(A run of records)
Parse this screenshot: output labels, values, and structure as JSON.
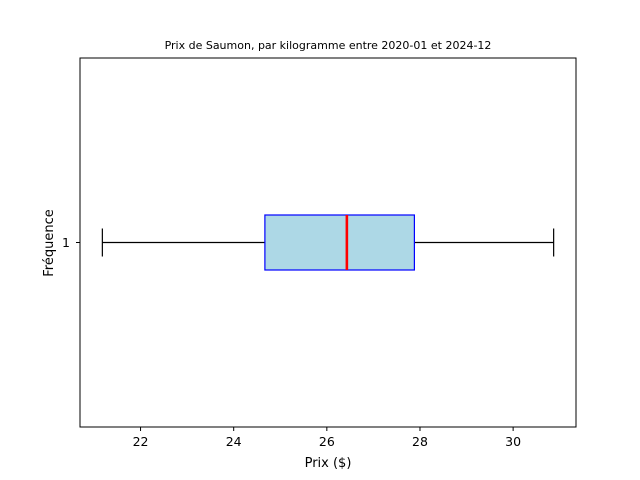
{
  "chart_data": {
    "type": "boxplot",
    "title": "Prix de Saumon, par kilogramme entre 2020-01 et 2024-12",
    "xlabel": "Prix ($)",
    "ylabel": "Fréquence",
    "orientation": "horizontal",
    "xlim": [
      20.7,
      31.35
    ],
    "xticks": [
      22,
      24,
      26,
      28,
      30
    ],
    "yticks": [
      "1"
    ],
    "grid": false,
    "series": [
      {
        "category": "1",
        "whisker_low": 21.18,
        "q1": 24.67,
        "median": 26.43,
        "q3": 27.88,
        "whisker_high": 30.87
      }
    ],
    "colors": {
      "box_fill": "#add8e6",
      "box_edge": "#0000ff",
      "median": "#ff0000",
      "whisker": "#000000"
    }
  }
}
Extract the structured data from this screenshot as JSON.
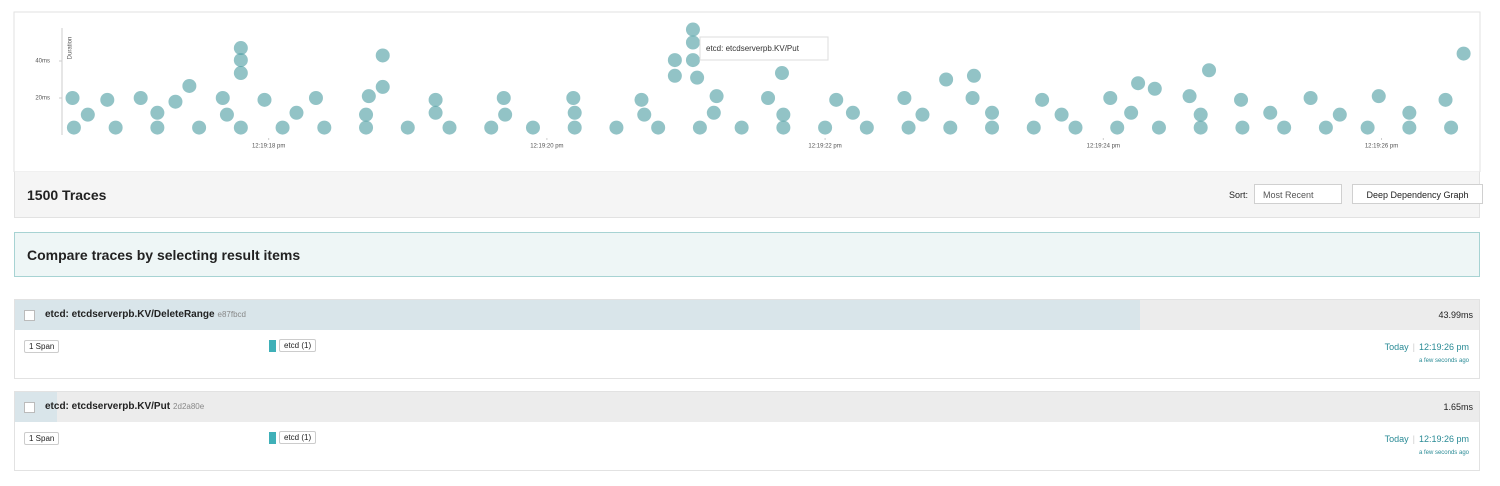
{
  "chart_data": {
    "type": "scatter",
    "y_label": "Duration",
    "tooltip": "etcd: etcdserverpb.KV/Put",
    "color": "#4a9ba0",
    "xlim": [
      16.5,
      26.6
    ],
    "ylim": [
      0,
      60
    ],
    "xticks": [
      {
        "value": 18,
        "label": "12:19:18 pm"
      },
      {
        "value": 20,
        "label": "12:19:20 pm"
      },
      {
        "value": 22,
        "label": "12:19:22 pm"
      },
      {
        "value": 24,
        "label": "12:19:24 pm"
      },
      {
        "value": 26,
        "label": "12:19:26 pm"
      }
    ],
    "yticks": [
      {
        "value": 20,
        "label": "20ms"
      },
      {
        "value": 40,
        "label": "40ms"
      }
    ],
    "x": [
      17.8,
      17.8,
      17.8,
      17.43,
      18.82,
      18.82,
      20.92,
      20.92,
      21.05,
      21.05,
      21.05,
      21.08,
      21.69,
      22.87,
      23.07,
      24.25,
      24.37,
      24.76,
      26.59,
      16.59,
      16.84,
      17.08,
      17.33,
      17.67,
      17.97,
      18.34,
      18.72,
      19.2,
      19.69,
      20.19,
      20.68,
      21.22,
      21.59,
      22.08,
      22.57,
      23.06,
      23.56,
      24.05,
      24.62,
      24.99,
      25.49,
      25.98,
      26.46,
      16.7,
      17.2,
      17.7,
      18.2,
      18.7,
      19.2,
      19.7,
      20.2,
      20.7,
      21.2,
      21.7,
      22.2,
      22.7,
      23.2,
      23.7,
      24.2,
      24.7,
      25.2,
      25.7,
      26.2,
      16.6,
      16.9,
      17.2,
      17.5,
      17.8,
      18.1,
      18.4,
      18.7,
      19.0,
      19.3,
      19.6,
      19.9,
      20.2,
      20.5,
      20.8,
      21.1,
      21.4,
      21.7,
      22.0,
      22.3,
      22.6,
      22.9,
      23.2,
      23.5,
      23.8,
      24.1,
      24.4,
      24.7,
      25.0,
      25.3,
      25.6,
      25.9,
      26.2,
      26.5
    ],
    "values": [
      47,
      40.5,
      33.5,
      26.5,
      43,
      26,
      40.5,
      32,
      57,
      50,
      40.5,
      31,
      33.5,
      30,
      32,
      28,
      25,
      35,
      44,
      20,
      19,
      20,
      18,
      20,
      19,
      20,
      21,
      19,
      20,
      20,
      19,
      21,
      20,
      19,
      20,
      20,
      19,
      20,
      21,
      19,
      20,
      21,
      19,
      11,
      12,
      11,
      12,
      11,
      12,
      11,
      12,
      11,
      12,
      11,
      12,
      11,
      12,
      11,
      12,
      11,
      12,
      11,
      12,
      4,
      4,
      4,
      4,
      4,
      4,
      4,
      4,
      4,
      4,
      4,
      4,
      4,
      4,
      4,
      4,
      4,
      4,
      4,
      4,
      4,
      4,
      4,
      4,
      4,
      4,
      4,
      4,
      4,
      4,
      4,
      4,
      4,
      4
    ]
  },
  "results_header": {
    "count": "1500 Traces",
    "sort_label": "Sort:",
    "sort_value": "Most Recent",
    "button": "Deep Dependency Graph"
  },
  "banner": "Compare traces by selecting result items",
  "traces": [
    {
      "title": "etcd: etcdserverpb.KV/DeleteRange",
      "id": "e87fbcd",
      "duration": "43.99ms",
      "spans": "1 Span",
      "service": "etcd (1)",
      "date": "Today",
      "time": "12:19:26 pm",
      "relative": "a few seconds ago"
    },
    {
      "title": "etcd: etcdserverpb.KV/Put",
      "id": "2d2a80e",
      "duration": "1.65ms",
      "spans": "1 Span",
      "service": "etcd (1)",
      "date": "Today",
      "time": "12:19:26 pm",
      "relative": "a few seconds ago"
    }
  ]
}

Short exercise:
Which lines in the records above contain the string "values"? Copy each one.

Task solution:
Parse this screenshot: output labels, values, and structure as JSON.
    "values": [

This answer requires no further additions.